◆ **SUPPLIED RECORDS**
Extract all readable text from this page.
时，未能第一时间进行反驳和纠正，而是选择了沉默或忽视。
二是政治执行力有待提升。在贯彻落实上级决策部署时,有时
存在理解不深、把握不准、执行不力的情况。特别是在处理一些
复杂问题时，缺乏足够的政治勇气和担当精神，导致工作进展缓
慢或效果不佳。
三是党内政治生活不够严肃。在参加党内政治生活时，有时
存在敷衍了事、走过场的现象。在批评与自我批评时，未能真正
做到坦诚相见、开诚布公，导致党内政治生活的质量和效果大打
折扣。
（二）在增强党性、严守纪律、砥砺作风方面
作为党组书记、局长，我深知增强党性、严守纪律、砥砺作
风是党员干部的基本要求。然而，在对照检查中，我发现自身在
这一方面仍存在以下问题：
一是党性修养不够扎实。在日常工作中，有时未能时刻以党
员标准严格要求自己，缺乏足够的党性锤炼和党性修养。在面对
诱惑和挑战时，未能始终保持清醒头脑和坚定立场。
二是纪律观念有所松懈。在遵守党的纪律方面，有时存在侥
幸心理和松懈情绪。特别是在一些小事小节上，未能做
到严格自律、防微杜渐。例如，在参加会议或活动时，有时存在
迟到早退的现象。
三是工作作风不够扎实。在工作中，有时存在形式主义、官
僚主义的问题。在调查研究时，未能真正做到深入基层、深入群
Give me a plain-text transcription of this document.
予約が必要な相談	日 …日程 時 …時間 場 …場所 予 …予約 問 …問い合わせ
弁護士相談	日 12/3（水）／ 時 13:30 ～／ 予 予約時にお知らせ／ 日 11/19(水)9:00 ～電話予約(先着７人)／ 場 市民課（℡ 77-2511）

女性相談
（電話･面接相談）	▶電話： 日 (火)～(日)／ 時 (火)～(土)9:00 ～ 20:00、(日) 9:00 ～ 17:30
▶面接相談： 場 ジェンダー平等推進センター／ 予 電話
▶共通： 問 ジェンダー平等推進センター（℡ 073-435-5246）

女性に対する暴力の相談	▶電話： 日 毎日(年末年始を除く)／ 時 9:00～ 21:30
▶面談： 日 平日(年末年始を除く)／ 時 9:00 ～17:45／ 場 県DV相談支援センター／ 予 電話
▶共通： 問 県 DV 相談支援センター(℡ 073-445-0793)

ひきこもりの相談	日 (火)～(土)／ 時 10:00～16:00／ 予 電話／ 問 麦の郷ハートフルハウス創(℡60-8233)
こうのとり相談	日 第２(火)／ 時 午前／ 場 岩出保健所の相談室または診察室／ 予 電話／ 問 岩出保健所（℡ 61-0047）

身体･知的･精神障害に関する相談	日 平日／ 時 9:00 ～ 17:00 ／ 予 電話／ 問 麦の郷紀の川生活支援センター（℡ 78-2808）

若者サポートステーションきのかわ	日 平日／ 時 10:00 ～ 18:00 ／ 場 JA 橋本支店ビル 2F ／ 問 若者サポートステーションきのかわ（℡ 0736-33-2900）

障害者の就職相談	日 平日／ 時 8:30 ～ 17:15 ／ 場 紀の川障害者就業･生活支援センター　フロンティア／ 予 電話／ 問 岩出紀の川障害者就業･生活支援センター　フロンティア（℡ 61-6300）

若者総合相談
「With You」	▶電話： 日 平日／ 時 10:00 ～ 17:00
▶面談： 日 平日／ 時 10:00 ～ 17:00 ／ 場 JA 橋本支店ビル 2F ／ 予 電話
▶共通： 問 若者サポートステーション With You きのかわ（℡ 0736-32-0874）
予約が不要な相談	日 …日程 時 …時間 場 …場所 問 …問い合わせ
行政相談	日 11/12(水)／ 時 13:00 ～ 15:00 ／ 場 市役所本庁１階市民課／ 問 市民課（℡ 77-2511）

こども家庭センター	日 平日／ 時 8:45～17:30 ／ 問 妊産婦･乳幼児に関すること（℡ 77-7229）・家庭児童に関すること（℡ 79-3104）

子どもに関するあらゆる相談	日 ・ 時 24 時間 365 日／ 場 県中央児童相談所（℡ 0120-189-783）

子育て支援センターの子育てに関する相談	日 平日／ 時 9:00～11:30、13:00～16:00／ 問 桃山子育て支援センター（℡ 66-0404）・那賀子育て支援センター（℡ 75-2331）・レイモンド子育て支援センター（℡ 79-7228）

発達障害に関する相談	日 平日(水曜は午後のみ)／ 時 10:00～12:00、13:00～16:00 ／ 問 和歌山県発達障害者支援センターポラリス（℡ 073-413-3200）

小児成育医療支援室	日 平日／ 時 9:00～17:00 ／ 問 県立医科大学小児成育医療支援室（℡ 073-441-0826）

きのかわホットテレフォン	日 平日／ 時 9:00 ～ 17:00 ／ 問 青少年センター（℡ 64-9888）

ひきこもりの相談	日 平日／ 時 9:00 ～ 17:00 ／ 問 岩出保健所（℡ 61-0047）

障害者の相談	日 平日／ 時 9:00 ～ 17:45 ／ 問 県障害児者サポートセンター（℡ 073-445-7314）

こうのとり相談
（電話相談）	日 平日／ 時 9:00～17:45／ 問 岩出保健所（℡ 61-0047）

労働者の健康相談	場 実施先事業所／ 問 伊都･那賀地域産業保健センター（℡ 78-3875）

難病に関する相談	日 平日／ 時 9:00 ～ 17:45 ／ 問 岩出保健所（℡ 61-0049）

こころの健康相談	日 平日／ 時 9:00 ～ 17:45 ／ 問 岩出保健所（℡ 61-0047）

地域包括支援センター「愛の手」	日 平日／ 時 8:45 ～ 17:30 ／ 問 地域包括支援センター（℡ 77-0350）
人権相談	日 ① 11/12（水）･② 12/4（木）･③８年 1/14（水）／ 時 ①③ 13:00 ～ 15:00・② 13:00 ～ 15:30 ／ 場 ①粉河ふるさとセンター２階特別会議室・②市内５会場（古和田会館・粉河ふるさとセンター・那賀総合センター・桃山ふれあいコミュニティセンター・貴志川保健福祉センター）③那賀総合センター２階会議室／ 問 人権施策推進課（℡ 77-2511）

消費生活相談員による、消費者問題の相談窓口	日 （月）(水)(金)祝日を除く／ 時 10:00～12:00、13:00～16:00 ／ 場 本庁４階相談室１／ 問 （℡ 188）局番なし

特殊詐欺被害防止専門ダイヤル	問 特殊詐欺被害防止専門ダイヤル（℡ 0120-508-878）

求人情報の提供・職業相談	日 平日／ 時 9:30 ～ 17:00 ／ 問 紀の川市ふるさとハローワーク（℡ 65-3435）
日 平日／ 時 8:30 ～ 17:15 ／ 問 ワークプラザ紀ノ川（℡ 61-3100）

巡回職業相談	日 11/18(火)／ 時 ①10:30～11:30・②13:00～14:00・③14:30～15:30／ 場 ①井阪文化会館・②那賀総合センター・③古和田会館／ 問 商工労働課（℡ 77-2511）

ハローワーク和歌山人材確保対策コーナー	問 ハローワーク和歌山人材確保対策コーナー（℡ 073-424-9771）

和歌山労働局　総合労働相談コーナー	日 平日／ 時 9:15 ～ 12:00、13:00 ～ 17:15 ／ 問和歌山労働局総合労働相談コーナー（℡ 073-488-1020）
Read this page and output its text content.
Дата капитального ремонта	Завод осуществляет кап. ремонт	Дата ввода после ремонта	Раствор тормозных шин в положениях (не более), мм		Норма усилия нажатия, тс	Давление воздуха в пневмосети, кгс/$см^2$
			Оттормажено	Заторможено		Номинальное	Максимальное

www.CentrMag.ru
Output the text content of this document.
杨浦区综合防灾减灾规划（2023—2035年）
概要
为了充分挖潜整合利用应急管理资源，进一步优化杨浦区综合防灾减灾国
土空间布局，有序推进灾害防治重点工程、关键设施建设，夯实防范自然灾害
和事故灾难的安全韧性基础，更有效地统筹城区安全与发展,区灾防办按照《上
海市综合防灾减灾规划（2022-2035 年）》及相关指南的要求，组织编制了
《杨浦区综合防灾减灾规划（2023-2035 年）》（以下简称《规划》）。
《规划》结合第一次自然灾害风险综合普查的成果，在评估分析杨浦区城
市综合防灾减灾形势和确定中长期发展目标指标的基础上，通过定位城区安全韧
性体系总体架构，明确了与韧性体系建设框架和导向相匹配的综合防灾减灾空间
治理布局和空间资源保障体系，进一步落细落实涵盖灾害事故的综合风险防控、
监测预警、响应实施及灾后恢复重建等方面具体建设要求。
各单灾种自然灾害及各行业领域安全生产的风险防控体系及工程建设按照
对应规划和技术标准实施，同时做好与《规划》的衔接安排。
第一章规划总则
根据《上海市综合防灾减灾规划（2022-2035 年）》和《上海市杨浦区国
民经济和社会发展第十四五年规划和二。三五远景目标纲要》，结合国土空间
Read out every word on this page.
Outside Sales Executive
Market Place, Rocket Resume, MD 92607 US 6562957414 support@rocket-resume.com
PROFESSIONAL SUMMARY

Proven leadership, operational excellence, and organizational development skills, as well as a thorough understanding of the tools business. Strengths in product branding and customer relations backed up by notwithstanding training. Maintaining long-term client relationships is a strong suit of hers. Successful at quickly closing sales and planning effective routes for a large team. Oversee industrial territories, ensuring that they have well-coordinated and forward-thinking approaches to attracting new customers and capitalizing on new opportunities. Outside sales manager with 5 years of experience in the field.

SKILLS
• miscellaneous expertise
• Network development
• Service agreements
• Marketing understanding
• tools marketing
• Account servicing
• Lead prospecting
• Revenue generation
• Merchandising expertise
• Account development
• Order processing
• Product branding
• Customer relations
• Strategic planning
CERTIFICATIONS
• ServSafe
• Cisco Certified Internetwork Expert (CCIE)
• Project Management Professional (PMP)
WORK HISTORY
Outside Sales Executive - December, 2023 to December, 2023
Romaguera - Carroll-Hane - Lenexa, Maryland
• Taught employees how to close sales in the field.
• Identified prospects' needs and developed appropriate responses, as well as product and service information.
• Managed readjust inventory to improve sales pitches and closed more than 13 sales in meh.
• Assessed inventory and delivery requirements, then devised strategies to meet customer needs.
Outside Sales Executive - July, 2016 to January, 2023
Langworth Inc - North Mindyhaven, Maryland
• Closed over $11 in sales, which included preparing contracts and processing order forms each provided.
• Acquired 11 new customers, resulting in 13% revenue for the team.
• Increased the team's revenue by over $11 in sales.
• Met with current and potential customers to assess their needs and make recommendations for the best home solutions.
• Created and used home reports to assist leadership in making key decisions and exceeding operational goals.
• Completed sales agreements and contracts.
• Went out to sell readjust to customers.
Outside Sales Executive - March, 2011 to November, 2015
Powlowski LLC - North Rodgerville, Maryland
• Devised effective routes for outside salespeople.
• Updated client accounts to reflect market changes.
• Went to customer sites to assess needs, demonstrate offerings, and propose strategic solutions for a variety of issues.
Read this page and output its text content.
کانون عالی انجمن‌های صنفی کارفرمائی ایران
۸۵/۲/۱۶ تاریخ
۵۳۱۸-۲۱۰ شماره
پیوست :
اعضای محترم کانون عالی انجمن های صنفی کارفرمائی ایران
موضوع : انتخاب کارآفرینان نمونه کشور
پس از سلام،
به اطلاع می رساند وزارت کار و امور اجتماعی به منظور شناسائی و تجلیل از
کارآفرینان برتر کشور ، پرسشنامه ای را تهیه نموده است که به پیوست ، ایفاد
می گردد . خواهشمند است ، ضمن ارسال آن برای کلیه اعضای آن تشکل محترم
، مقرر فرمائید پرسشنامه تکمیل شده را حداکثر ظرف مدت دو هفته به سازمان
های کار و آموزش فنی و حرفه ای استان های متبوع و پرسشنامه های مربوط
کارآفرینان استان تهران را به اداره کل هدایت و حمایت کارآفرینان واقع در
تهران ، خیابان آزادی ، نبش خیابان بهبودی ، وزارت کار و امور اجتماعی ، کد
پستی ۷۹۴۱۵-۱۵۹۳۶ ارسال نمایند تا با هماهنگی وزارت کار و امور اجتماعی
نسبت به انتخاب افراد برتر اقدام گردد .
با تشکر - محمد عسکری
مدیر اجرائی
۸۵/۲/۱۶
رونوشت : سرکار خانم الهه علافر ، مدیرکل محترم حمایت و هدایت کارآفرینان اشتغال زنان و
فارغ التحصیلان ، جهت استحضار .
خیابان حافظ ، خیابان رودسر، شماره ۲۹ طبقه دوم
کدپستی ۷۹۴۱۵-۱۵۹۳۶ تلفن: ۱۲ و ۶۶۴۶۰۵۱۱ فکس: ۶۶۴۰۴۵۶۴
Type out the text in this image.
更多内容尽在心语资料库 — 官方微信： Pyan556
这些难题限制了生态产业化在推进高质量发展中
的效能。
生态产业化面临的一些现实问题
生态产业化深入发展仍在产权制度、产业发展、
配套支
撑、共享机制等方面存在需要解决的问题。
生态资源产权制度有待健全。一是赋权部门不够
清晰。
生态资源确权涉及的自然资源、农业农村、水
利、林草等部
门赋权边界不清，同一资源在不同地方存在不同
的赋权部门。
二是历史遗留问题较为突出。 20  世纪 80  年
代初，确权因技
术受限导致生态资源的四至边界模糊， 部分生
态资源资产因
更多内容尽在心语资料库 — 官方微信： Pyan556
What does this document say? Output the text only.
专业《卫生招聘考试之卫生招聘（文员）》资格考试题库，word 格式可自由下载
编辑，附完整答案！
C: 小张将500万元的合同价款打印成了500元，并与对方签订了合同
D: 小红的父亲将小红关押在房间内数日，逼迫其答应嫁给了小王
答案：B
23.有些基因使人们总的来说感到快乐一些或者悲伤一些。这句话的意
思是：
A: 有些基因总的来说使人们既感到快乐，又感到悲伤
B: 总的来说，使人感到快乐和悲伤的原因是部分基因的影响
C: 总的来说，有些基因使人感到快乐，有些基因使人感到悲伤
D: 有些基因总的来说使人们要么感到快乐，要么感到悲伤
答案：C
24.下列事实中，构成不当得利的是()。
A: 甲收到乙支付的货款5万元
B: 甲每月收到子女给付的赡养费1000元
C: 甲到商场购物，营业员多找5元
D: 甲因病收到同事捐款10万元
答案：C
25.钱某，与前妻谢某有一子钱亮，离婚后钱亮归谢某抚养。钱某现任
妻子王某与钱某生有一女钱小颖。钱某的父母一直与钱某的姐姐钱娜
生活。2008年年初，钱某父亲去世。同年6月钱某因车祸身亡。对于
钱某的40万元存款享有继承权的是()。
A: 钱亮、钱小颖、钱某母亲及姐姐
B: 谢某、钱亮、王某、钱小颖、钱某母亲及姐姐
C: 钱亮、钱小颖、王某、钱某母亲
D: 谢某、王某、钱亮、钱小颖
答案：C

◆ **WHAT THE TASK REQUIRES**
In the records, locate each line holding the string "Went" and copy it.

◆ **EXERCISE SOLUTION**
• Went out to sell readjust to customers.
• Went to customer sites to assess needs, demonstrate offerings, and propose strategic solutions for a variety of issues.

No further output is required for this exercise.